======== PROVIDED DATA ========

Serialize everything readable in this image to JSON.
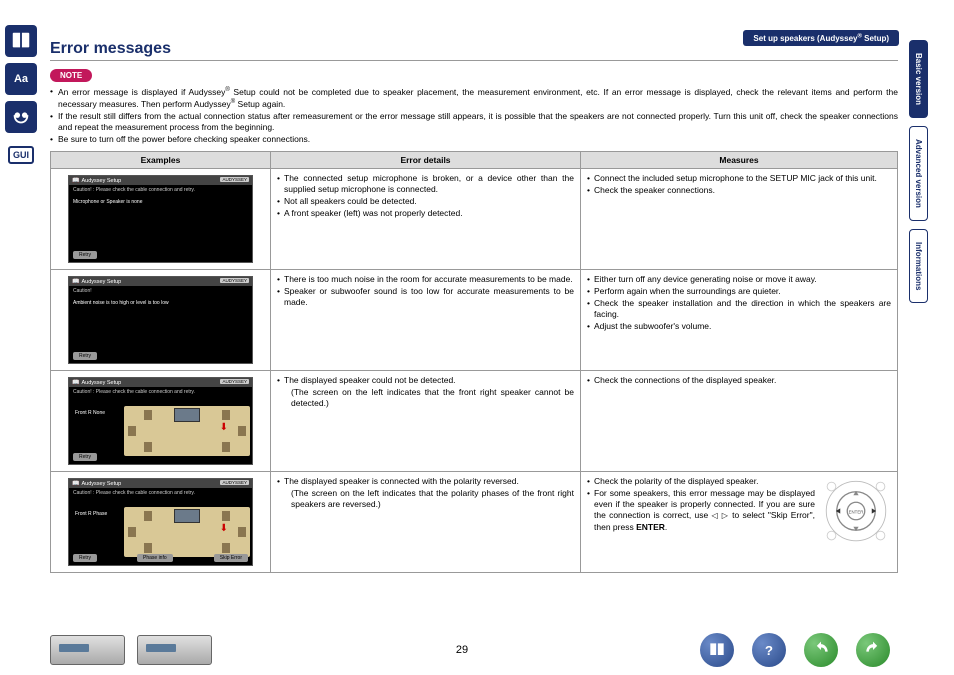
{
  "breadcrumb": "Set up speakers (Audyssey® Setup)",
  "sideTabs": {
    "basic": "Basic version",
    "advanced": "Advanced version",
    "info": "Informations"
  },
  "title": "Error messages",
  "noteBadge": "NOTE",
  "noteBullets": [
    "An error message is displayed if Audyssey® Setup could not be completed due to speaker placement, the measurement environment, etc. If an error message is displayed, check the relevant items and perform the necessary measures. Then perform Audyssey® Setup again.",
    "If the result still differs from the actual connection status after remeasurement or the error message still appears, it is possible that the speakers are not connected properly. Turn this unit off, check the speaker connections and repeat the measurement process from the beginning.",
    "Be sure to turn off the power before checking speaker connections."
  ],
  "headers": {
    "examples": "Examples",
    "details": "Error details",
    "measures": "Measures"
  },
  "rows": [
    {
      "sc": {
        "title": "Audyssey Setup",
        "caution": "Caution!  : Please check the cable connection and retry.",
        "msg": "Microphone or Speaker is none",
        "btns": [
          "Retry"
        ],
        "layout": false
      },
      "details": [
        "The connected setup microphone is broken, or a device other than the supplied setup microphone is connected.",
        "Not all speakers could be detected.",
        "A front speaker (left) was not properly detected."
      ],
      "measures": [
        "Connect the included setup microphone to the SETUP MIC jack of this unit.",
        "Check the speaker connections."
      ],
      "remote": false
    },
    {
      "sc": {
        "title": "Audyssey Setup",
        "caution": "Caution!",
        "msg": "Ambient noise is too high or level is too low",
        "btns": [
          "Retry"
        ],
        "layout": false
      },
      "details": [
        "There is too much noise in the room for accurate measurements to be made.",
        "Speaker or subwoofer sound is too low for accurate measurements to be made."
      ],
      "measures": [
        "Either turn off any device generating noise or move it away.",
        "Perform again when the surroundings are quieter.",
        "Check the speaker installation and the direction in which the speakers are facing.",
        "Adjust the subwoofer's volume."
      ],
      "remote": false
    },
    {
      "sc": {
        "title": "Audyssey Setup",
        "caution": "Caution!  : Please check the cable connection and retry.",
        "data": "Front R        None",
        "btns": [
          "Retry"
        ],
        "layout": true
      },
      "details": [
        "The displayed speaker could not be detected.",
        "(The screen on the left indicates that the front right speaker cannot be detected.)"
      ],
      "measures": [
        "Check the connections of the displayed speaker."
      ],
      "remote": false
    },
    {
      "sc": {
        "title": "Audyssey Setup",
        "caution": "Caution!  : Please check the cable connection and retry.",
        "data": "Front R        Phase",
        "btns": [
          "Retry",
          "Phase info",
          "Skip Error"
        ],
        "layout": true
      },
      "details": [
        "The displayed speaker is connected with the polarity reversed.",
        "(The screen on the left indicates that the polarity phases of the front right speakers are reversed.)"
      ],
      "measures": [
        "Check the polarity of the displayed speaker.",
        "For some speakers, this error message may be displayed even if the speaker is properly connected. If you are sure the connection is correct, use ◁ ▷ to select \"Skip Error\", then press ENTER."
      ],
      "remote": true
    }
  ],
  "enterLabel": "ENTER",
  "pageNumber": "29",
  "guiLabel": "GUI",
  "brand": "AUDYSSEY"
}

========

= TASK PROMPT =
From the data above, pick out each line containing "noise" and copy it.

= PROBLEM SOLUTION =
        "msg": "Ambient noise is too high or level is too low",
        "There is too much noise in the room for accurate measurements to be made.",
        "Either turn off any device generating noise or move it away.",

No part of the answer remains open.